— start of RECORDS FOR THIS EXERCISE —

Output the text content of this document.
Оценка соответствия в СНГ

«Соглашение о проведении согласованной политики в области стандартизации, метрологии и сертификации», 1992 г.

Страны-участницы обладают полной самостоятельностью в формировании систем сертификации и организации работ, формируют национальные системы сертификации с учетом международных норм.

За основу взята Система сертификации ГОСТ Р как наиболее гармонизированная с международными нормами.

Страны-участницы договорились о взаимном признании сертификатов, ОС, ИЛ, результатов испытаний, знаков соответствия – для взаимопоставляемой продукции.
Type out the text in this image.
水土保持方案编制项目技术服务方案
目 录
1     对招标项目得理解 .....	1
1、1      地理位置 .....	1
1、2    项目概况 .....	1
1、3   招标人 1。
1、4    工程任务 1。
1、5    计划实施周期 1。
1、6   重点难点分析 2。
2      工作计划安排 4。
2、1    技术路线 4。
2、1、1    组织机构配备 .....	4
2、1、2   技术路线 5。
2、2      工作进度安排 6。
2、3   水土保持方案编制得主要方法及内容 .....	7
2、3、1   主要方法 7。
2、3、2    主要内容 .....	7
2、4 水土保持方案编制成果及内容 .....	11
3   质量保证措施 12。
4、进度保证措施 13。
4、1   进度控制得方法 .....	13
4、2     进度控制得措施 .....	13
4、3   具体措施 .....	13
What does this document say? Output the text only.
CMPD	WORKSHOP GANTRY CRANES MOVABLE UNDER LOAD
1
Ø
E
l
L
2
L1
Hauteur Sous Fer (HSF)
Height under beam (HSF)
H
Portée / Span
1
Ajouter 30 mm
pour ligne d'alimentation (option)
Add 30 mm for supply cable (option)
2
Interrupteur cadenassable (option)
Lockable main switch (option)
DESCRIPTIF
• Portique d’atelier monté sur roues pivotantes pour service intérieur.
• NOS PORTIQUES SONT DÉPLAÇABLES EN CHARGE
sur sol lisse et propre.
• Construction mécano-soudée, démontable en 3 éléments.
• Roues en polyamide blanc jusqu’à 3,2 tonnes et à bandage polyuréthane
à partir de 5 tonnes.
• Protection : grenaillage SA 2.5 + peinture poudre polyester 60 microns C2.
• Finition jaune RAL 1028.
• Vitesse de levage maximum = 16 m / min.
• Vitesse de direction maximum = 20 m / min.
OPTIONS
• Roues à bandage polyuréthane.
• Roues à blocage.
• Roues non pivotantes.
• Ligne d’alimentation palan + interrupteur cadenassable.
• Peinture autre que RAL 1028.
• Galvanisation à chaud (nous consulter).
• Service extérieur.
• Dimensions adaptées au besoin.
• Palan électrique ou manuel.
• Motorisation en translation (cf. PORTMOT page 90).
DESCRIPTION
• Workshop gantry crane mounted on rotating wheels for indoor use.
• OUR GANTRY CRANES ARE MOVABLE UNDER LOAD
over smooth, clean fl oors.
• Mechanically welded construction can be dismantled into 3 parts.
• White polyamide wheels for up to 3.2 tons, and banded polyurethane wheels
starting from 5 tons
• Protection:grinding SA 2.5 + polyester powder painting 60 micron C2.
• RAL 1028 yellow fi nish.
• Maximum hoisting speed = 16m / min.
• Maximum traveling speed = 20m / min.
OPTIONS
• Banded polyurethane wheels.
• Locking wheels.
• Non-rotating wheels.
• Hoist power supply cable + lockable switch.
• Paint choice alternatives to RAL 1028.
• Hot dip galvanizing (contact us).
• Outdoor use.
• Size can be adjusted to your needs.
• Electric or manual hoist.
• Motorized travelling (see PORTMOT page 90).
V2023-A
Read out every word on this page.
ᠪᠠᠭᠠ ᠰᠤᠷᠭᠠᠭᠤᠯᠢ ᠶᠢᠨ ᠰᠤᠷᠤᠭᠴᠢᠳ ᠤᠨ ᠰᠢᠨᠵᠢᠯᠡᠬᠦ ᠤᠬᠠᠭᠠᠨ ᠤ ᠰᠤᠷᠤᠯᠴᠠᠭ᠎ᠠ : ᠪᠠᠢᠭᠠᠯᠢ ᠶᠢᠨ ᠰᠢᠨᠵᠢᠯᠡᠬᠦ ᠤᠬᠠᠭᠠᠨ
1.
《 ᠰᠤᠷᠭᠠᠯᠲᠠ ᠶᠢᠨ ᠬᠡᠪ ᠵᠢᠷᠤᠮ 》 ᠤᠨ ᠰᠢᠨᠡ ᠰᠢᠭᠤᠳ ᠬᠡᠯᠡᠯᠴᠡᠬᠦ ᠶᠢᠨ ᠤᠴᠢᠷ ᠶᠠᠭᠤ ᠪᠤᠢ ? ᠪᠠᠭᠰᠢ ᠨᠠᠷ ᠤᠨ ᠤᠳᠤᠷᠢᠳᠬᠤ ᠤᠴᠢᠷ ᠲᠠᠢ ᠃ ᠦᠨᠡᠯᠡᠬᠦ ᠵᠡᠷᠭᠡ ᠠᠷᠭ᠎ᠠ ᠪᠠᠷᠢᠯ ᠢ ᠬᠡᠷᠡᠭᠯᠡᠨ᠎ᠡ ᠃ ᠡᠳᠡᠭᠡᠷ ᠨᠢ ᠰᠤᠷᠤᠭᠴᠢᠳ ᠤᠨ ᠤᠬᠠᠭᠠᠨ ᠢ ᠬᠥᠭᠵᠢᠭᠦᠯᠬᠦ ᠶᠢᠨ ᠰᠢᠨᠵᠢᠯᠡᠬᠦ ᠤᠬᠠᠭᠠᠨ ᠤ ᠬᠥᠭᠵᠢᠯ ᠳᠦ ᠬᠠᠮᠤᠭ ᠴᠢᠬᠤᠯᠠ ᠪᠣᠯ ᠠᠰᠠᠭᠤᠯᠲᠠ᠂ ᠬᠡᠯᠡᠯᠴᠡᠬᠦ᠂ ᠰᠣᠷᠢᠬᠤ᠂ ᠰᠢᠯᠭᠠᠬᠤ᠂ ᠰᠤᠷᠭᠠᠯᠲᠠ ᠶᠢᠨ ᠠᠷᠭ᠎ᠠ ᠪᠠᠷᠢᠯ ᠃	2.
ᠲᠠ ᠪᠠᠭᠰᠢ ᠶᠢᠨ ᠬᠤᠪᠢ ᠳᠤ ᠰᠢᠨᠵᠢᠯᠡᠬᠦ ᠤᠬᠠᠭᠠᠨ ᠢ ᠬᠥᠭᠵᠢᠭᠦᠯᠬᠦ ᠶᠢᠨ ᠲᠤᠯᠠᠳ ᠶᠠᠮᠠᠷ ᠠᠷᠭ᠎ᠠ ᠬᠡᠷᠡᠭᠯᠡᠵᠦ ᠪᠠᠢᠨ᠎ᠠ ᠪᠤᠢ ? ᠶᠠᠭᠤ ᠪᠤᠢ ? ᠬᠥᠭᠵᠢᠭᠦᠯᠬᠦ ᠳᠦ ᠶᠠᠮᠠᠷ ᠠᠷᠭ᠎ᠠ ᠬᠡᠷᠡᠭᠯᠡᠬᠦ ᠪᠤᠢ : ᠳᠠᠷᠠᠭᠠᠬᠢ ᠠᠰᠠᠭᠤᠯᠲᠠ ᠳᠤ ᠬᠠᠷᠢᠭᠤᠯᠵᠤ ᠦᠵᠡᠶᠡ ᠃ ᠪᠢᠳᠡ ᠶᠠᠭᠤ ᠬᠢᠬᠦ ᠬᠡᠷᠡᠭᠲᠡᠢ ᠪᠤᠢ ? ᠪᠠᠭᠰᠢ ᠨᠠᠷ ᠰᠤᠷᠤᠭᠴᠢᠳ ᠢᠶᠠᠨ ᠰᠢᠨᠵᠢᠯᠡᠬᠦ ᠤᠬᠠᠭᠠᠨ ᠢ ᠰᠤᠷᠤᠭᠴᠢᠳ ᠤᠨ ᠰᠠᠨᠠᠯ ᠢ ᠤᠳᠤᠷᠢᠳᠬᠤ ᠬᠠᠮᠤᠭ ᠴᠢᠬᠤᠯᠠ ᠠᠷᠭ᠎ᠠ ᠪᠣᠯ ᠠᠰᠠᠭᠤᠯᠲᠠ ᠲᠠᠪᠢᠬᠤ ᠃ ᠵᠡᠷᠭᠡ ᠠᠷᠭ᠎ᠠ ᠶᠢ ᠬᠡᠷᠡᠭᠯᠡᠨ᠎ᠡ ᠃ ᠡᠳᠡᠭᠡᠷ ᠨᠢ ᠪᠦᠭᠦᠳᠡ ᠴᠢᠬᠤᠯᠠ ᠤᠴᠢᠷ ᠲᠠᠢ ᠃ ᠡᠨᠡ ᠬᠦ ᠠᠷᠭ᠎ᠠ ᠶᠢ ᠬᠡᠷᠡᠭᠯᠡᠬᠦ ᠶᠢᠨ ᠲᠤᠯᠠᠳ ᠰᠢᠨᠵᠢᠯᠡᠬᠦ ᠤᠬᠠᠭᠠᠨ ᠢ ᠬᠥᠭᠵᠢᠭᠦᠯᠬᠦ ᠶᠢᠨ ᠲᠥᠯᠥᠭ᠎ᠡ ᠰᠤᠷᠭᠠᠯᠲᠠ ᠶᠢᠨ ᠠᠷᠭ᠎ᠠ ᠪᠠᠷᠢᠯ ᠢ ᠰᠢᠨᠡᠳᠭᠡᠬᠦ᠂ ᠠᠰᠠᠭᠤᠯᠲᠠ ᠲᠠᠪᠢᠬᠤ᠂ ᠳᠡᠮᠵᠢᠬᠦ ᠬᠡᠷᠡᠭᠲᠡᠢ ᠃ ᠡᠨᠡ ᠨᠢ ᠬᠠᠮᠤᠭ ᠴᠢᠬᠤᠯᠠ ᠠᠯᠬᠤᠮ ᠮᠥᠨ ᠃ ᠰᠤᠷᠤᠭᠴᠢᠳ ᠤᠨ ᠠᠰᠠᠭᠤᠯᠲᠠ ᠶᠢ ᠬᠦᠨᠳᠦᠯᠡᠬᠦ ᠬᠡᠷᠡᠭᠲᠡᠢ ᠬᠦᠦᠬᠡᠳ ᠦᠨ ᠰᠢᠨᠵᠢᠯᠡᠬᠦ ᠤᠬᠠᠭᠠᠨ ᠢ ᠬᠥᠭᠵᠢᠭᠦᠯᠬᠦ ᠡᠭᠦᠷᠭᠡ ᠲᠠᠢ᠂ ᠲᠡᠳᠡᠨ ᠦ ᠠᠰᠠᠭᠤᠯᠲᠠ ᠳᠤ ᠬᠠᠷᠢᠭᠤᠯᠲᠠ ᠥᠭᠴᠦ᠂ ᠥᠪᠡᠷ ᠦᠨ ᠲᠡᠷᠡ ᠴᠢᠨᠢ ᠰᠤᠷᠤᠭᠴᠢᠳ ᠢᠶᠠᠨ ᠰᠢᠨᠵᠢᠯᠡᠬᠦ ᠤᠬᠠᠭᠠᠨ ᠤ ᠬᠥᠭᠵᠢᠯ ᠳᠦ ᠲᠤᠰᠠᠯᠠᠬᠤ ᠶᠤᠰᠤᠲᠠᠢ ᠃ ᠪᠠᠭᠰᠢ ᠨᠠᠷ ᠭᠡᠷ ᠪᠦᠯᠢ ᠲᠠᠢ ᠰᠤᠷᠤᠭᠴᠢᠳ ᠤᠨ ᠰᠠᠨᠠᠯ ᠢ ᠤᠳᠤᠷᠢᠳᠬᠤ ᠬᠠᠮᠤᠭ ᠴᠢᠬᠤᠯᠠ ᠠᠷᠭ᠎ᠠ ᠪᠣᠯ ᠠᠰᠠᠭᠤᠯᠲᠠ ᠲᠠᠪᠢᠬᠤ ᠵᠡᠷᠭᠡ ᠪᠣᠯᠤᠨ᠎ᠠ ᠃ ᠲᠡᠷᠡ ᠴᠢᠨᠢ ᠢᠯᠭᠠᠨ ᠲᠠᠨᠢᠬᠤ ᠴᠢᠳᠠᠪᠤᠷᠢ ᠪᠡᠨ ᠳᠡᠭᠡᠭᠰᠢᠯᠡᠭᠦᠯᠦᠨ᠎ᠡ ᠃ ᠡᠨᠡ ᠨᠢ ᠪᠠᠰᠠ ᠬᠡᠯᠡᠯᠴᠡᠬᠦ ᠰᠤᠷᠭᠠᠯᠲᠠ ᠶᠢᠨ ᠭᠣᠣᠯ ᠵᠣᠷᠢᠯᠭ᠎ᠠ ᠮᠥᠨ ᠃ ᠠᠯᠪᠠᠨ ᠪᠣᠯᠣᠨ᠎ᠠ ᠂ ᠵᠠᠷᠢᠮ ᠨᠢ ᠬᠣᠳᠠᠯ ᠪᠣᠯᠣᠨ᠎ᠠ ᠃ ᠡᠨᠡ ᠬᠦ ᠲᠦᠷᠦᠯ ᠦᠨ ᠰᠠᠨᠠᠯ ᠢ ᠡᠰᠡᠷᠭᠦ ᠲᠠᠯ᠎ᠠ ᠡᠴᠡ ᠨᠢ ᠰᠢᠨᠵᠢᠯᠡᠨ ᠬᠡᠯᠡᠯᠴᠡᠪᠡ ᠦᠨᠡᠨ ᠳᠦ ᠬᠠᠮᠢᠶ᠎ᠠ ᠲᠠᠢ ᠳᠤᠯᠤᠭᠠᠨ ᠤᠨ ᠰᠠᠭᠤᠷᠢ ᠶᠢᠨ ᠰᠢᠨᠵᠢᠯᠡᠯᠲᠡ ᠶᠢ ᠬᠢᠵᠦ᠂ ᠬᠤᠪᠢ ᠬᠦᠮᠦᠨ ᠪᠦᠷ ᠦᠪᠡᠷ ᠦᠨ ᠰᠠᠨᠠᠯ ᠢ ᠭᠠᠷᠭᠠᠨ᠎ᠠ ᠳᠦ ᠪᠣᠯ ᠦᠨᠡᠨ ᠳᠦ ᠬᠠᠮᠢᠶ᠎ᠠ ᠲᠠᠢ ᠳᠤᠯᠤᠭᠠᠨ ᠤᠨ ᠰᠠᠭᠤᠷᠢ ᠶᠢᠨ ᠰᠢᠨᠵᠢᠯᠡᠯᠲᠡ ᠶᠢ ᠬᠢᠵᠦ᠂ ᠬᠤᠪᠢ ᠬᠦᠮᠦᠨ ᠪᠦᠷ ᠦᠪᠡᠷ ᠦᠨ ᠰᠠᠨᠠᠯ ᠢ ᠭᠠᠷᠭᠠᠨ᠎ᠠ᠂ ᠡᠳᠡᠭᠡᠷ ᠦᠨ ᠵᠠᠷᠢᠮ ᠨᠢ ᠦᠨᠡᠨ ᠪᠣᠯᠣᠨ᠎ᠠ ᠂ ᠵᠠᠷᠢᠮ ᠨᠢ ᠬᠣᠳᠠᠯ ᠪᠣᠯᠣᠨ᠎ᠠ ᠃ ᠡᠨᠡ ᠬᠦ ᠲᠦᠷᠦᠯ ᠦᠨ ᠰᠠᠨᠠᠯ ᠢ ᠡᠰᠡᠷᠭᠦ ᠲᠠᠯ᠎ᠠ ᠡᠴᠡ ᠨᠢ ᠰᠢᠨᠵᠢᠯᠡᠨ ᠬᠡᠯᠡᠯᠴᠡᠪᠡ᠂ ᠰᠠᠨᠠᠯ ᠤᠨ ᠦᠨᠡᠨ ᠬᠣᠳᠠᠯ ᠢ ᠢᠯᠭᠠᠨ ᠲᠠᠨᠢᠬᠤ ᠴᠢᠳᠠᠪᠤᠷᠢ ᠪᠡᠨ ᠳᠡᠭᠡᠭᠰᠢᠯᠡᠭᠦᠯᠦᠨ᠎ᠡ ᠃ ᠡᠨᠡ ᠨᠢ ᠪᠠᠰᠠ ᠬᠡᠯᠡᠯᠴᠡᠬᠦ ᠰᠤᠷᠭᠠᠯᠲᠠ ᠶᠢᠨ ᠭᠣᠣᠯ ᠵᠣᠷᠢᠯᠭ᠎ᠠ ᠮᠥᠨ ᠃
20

— end of RECORDS FOR THIS EXERCISE —

> [DIRECTIVE]: Look above for every line with the word "polyamide" and copy it.

> [WRITTEN RESPONSE]:
• Roues en polyamide blanc jusqu’à 3,2 tonnes et à bandage polyuréthane
• White polyamide wheels for up to 3.2 tons, and banded polyurethane wheels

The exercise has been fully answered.